§ Goal
Write out the listing below in full and exactly, leaving out every picture.

(Stored data)
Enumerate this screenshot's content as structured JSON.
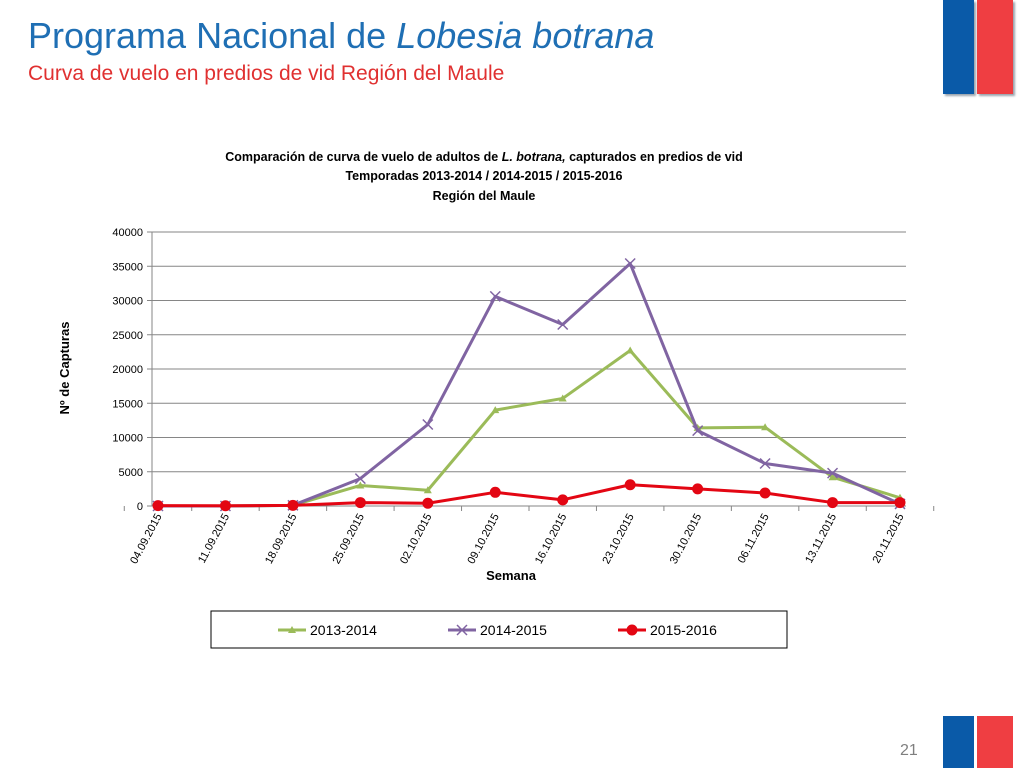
{
  "slide": {
    "title_prefix": "Programa Nacional de ",
    "title_italic": "Lobesia botrana",
    "subtitle": "Curva de vuelo en predios de vid Región del Maule",
    "page_number": "21"
  },
  "colors": {
    "title": "#1F6FB4",
    "subtitle": "#E03030",
    "flag_blue": "#0A5AA8",
    "flag_red": "#EF3E42"
  },
  "chart_data": {
    "type": "line",
    "title_line1_prefix": "Comparación de curva de vuelo de adultos de ",
    "title_line1_italic": "L. botrana,",
    "title_line1_suffix": " capturados en predios de vid",
    "title_line2": "Temporadas 2013-2014 / 2014-2015 / 2015-2016",
    "title_line3": "Región del Maule",
    "xlabel": "Semana",
    "ylabel": "Nº de Capturas",
    "ylim": [
      0,
      40000
    ],
    "yticks": [
      0,
      5000,
      10000,
      15000,
      20000,
      25000,
      30000,
      35000,
      40000
    ],
    "grid": "horizontal",
    "legend_position": "bottom",
    "categories": [
      "04.09.2015",
      "11.09.2015",
      "18.09.2015",
      "25.09.2015",
      "02.10.2015",
      "09.10.2015",
      "16.10.2015",
      "23.10.2015",
      "30.10.2015",
      "06.11.2015",
      "13.11.2015",
      "20.11.2015"
    ],
    "series": [
      {
        "name": "2013-2014",
        "color": "#9BBB59",
        "marker": "triangle",
        "values": [
          0,
          0,
          100,
          3000,
          2300,
          14000,
          15700,
          22700,
          11400,
          11500,
          4200,
          1200
        ]
      },
      {
        "name": "2014-2015",
        "color": "#8064A2",
        "marker": "x",
        "values": [
          0,
          0,
          100,
          4000,
          11900,
          30600,
          26500,
          35400,
          11000,
          6200,
          4800,
          300
        ]
      },
      {
        "name": "2015-2016",
        "color": "#E30613",
        "marker": "circle",
        "values": [
          50,
          30,
          100,
          500,
          400,
          2000,
          900,
          3100,
          2500,
          1900,
          500,
          500
        ]
      }
    ]
  }
}
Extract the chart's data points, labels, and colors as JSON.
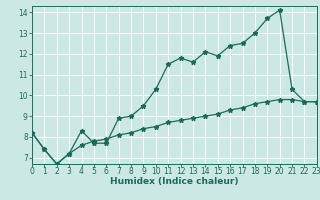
{
  "title": "",
  "xlabel": "Humidex (Indice chaleur)",
  "ylabel": "",
  "background_color": "#cce8e4",
  "grid_color": "#ffffff",
  "line_color": "#1a6b5a",
  "x_data": [
    0,
    1,
    2,
    3,
    4,
    5,
    6,
    7,
    8,
    9,
    10,
    11,
    12,
    13,
    14,
    15,
    16,
    17,
    18,
    19,
    20,
    21,
    22,
    23
  ],
  "y1_data": [
    8.2,
    7.4,
    6.7,
    7.2,
    8.3,
    7.7,
    7.7,
    8.9,
    9.0,
    9.5,
    10.3,
    11.5,
    11.8,
    11.6,
    12.1,
    11.9,
    12.4,
    12.5,
    13.0,
    13.7,
    14.1,
    10.3,
    9.7,
    9.7
  ],
  "y2_data": [
    8.2,
    7.4,
    6.7,
    7.2,
    7.6,
    7.8,
    7.9,
    8.1,
    8.2,
    8.4,
    8.5,
    8.7,
    8.8,
    8.9,
    9.0,
    9.1,
    9.3,
    9.4,
    9.6,
    9.7,
    9.8,
    9.8,
    9.7,
    9.7
  ],
  "xlim": [
    0,
    23
  ],
  "ylim": [
    6.7,
    14.3
  ],
  "yticks": [
    7,
    8,
    9,
    10,
    11,
    12,
    13,
    14
  ],
  "xticks": [
    0,
    1,
    2,
    3,
    4,
    5,
    6,
    7,
    8,
    9,
    10,
    11,
    12,
    13,
    14,
    15,
    16,
    17,
    18,
    19,
    20,
    21,
    22,
    23
  ],
  "marker": "*",
  "markersize": 3.5,
  "linewidth": 0.9,
  "xlabel_fontsize": 6.5,
  "tick_fontsize": 5.5
}
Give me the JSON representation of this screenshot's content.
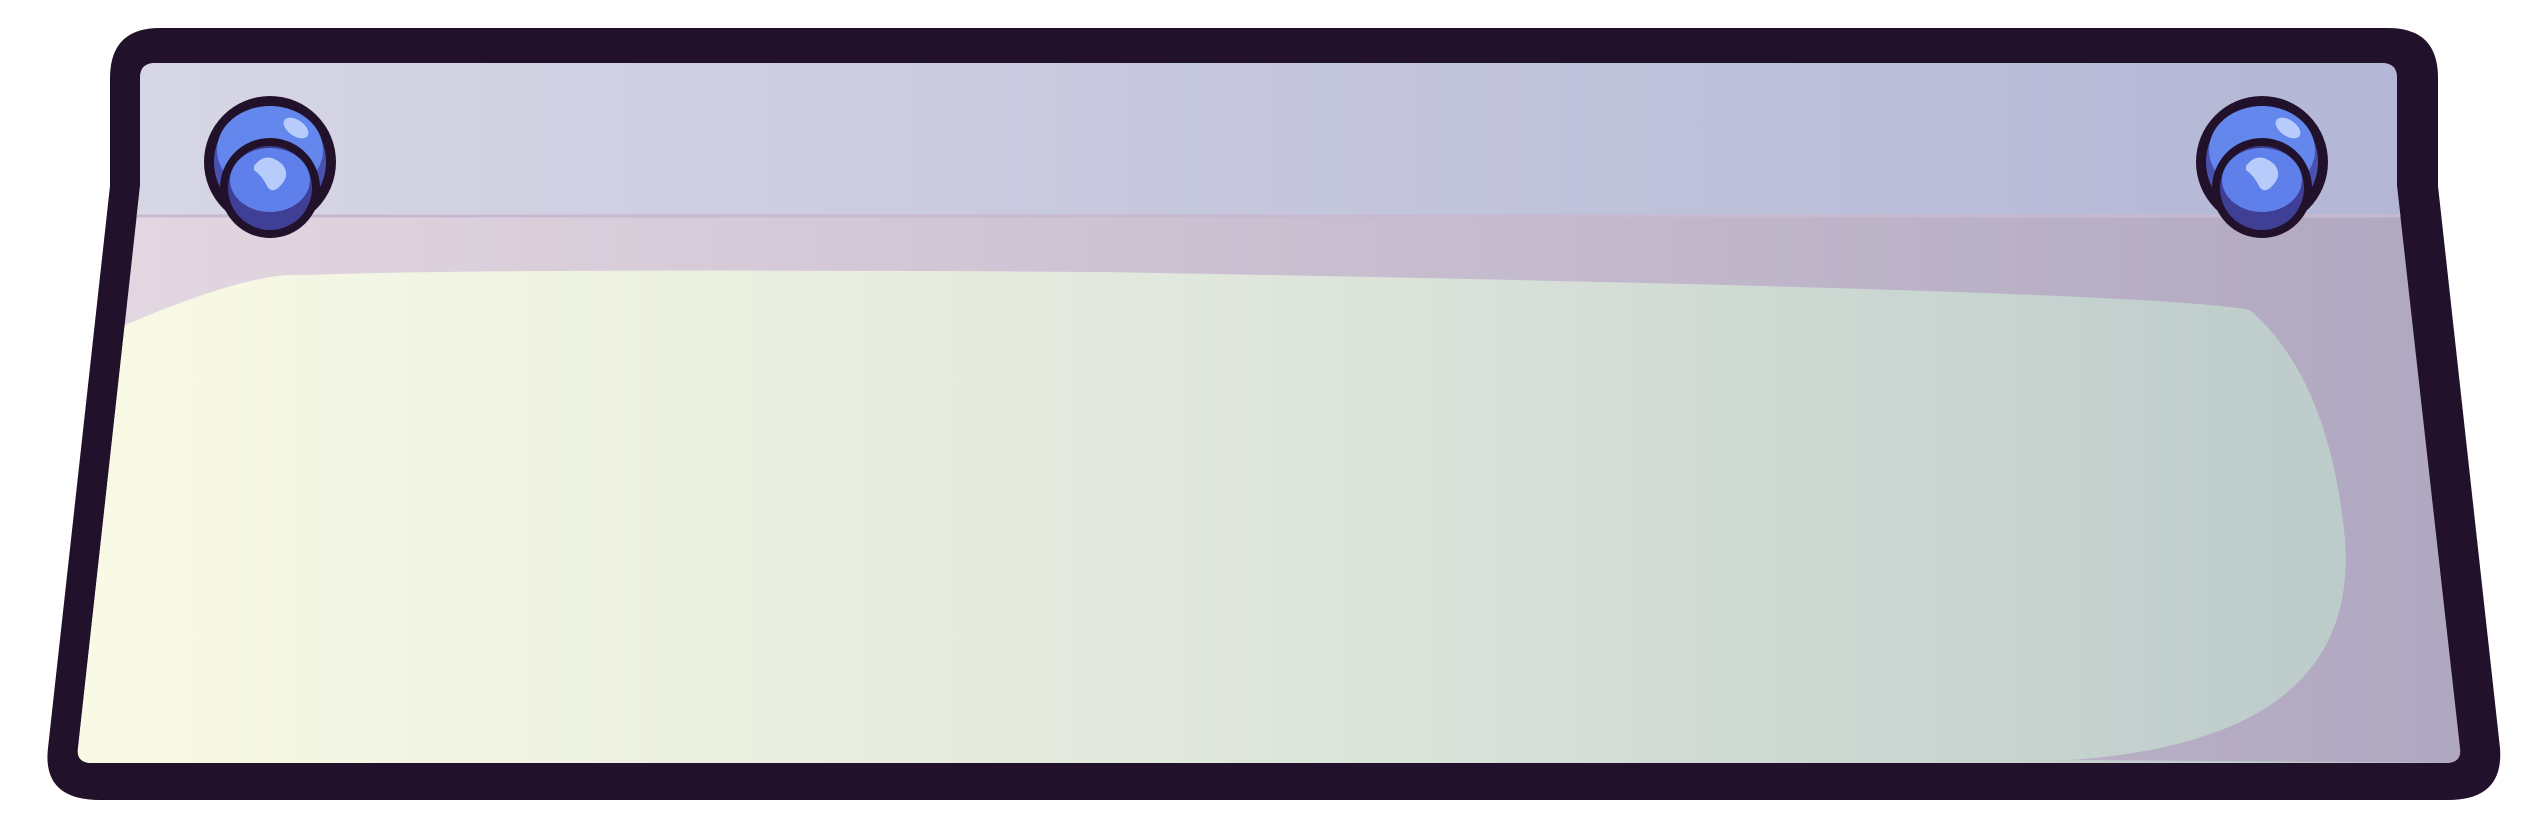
{
  "panel": {
    "colors": {
      "outline": "#22112a",
      "top_band_left": "#d9d8e6",
      "top_band_right": "#b1b5d4",
      "body_left": "#e5d9e2",
      "body_right": "#aea6bf",
      "glass_left": "#fafbe6",
      "glass_mid": "#dfe6dc",
      "glass_right": "#b8c8c8",
      "divider": "#c7b9d0"
    },
    "bolts": [
      {
        "position": "top-left",
        "icon": "bolt-icon"
      },
      {
        "position": "top-right",
        "icon": "bolt-icon"
      }
    ],
    "bolt_colors": {
      "outer": "#6487ed",
      "outer_shade": "#4a52b0",
      "inner": "#5f80ea",
      "inner_shade": "#3f3f96",
      "highlight": "#b7ccfb",
      "ring": "#22112a"
    }
  }
}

§ Correct result
Enumerate this screenshot's content as structured JSON.
{
  "slide": {
    "title_prefix": "Programa Nacional de ",
    "title_italic": "Lobesia botrana",
    "subtitle": "Curva de vuelo en predios de vid Región del Maule",
    "page_number": "21"
  },
  "colors": {
    "title": "#1F6FB4",
    "subtitle": "#E03030",
    "flag_blue": "#0A5AA8",
    "flag_red": "#EF3E42"
  },
  "chart_data": {
    "type": "line",
    "title_line1_prefix": "Comparación de curva de vuelo de adultos de ",
    "title_line1_italic": "L. botrana,",
    "title_line1_suffix": " capturados en predios de vid",
    "title_line2": "Temporadas 2013-2014 / 2014-2015 / 2015-2016",
    "title_line3": "Región del Maule",
    "xlabel": "Semana",
    "ylabel": "Nº de Capturas",
    "ylim": [
      0,
      40000
    ],
    "yticks": [
      0,
      5000,
      10000,
      15000,
      20000,
      25000,
      30000,
      35000,
      40000
    ],
    "grid": "horizontal",
    "legend_position": "bottom",
    "categories": [
      "04.09.2015",
      "11.09.2015",
      "18.09.2015",
      "25.09.2015",
      "02.10.2015",
      "09.10.2015",
      "16.10.2015",
      "23.10.2015",
      "30.10.2015",
      "06.11.2015",
      "13.11.2015",
      "20.11.2015"
    ],
    "series": [
      {
        "name": "2013-2014",
        "color": "#9BBB59",
        "marker": "triangle",
        "values": [
          0,
          0,
          100,
          3000,
          2300,
          14000,
          15700,
          22700,
          11400,
          11500,
          4200,
          1200
        ]
      },
      {
        "name": "2014-2015",
        "color": "#8064A2",
        "marker": "x",
        "values": [
          0,
          0,
          100,
          4000,
          11900,
          30600,
          26500,
          35400,
          11000,
          6200,
          4800,
          300
        ]
      },
      {
        "name": "2015-2016",
        "color": "#E30613",
        "marker": "circle",
        "values": [
          50,
          30,
          100,
          500,
          400,
          2000,
          900,
          3100,
          2500,
          1900,
          500,
          500
        ]
      }
    ]
  }
}
Extract the chart's data points, labels, and colors as JSON.
{
  "title": "",
  "xlabel": "Humidex (Indice chaleur)",
  "ylabel": "",
  "background_color": "#cce8e4",
  "grid_color": "#ffffff",
  "line_color": "#1a6b5a",
  "x_data": [
    0,
    1,
    2,
    3,
    4,
    5,
    6,
    7,
    8,
    9,
    10,
    11,
    12,
    13,
    14,
    15,
    16,
    17,
    18,
    19,
    20,
    21,
    22,
    23
  ],
  "y1_data": [
    8.2,
    7.4,
    6.7,
    7.2,
    8.3,
    7.7,
    7.7,
    8.9,
    9.0,
    9.5,
    10.3,
    11.5,
    11.8,
    11.6,
    12.1,
    11.9,
    12.4,
    12.5,
    13.0,
    13.7,
    14.1,
    10.3,
    9.7,
    9.7
  ],
  "y2_data": [
    8.2,
    7.4,
    6.7,
    7.2,
    7.6,
    7.8,
    7.9,
    8.1,
    8.2,
    8.4,
    8.5,
    8.7,
    8.8,
    8.9,
    9.0,
    9.1,
    9.3,
    9.4,
    9.6,
    9.7,
    9.8,
    9.8,
    9.7,
    9.7
  ],
  "xlim": [
    0,
    23
  ],
  "ylim": [
    6.7,
    14.3
  ],
  "yticks": [
    7,
    8,
    9,
    10,
    11,
    12,
    13,
    14
  ],
  "xticks": [
    0,
    1,
    2,
    3,
    4,
    5,
    6,
    7,
    8,
    9,
    10,
    11,
    12,
    13,
    14,
    15,
    16,
    17,
    18,
    19,
    20,
    21,
    22,
    23
  ],
  "marker": "*",
  "markersize": 3.5,
  "linewidth": 0.9,
  "xlabel_fontsize": 6.5,
  "tick_fontsize": 5.5
}
Give me the JSON representation of this screenshot's content.
{
  "panel": {
    "colors": {
      "outline": "#22112a",
      "top_band_left": "#d9d8e6",
      "top_band_right": "#b1b5d4",
      "body_left": "#e5d9e2",
      "body_right": "#aea6bf",
      "glass_left": "#fafbe6",
      "glass_mid": "#dfe6dc",
      "glass_right": "#b8c8c8",
      "divider": "#c7b9d0"
    },
    "bolts": [
      {
        "position": "top-left",
        "icon": "bolt-icon"
      },
      {
        "position": "top-right",
        "icon": "bolt-icon"
      }
    ],
    "bolt_colors": {
      "outer": "#6487ed",
      "outer_shade": "#4a52b0",
      "inner": "#5f80ea",
      "inner_shade": "#3f3f96",
      "highlight": "#b7ccfb",
      "ring": "#22112a"
    }
  }
}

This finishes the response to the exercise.